## Goal of the exercise:
Leave out the pictures and repeat the data exactly.

## Data:
□ □ □ □

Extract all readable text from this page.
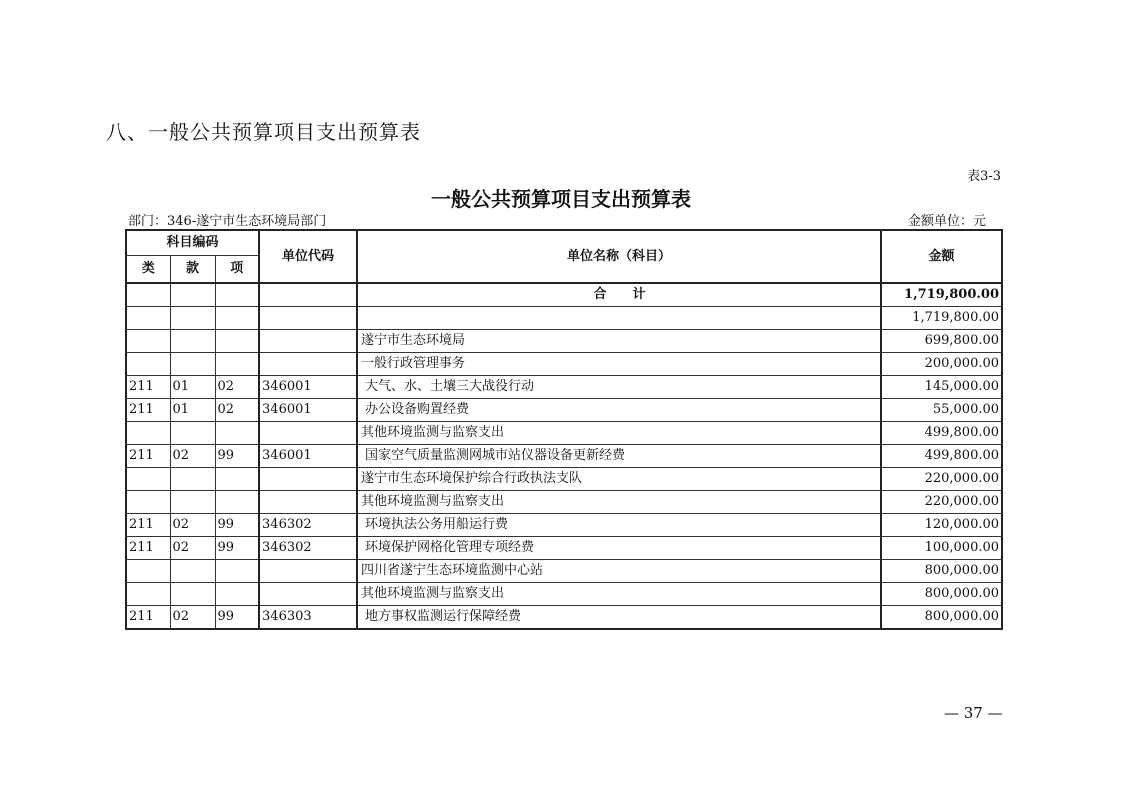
八、一般公共预算项目支出预算表
表3-3
一般公共预算项目支出预算表
部门：346-遂宁市生态环境局部门	金额单位：元
科目编码			单位代码	单位名称（科目）	金额
类	款	项			
				合　　计	1,719,800.00
					1,719,800.00
				遂宁市生态环境局	699,800.00
				一般行政管理事务	200,000.00
211	01	02	346001	大气、水、土壤三大战役行动	145,000.00
211	01	02	346001	办公设备购置经费	55,000.00
				其他环境监测与监察支出	499,800.00
211	02	99	346001	国家空气质量监测网城市站仪器设备更新经费	499,800.00
				遂宁市生态环境保护综合行政执法支队	220,000.00
				其他环境监测与监察支出	220,000.00
211	02	99	346302	环境执法公务用船运行费	120,000.00
211	02	99	346302	环境保护网格化管理专项经费	100,000.00
				四川省遂宁生态环境监测中心站	800,000.00
				其他环境监测与监察支出	800,000.00
211	02	99	346303	地方事权监测运行保障经费	800,000.00
— 37 —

□ □ □ □

## Solution to the problem:
Extract all readable text from this page.
八、一般公共预算项目支出预算表
表3-3
一般公共预算项目支出预算表
部门：346-遂宁市生态环境局部门	金额单位：元
科目编码			单位代码	单位名称（科目）	金额
类	款	项			
				合　　计	1,719,800.00
					1,719,800.00
				遂宁市生态环境局	699,800.00
				一般行政管理事务	200,000.00
211	01	02	346001	大气、水、土壤三大战役行动	145,000.00
211	01	02	346001	办公设备购置经费	55,000.00
				其他环境监测与监察支出	499,800.00
211	02	99	346001	国家空气质量监测网城市站仪器设备更新经费	499,800.00
				遂宁市生态环境保护综合行政执法支队	220,000.00
				其他环境监测与监察支出	220,000.00
211	02	99	346302	环境执法公务用船运行费	120,000.00
211	02	99	346302	环境保护网格化管理专项经费	100,000.00
				四川省遂宁生态环境监测中心站	800,000.00
				其他环境监测与监察支出	800,000.00
211	02	99	346303	地方事权监测运行保障经费	800,000.00
— 37 —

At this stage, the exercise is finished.